** Start **
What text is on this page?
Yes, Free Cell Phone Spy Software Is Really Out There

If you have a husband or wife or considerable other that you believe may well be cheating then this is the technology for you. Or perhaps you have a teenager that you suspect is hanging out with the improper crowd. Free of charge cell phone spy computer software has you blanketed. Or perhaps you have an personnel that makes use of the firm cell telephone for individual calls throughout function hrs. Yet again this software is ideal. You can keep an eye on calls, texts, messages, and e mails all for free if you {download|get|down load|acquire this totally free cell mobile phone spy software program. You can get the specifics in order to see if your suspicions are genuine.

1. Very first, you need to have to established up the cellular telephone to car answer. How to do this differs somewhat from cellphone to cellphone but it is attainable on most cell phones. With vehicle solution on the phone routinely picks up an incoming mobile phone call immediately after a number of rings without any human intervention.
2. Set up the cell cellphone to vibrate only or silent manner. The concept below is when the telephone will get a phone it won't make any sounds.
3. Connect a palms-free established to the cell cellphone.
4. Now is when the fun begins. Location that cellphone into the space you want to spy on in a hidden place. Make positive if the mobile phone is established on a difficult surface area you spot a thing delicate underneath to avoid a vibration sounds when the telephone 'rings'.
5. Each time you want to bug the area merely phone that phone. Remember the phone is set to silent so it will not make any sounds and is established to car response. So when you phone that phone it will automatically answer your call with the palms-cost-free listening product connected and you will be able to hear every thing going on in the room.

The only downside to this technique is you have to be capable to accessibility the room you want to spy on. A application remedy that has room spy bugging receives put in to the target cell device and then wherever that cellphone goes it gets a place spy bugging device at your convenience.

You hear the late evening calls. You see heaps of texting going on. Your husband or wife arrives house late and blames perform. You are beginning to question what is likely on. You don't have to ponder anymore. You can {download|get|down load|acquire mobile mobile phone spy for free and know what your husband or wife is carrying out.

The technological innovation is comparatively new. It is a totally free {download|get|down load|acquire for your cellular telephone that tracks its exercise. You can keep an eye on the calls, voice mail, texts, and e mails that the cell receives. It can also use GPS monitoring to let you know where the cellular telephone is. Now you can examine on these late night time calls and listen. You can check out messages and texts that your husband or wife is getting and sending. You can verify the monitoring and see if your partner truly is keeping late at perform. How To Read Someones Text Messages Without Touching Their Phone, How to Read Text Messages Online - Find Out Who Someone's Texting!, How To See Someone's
** End **
- [REQUIREMENTS] State how many lines above contain the string "palms", with no other words.

- [RESULT OF THE TASK] 2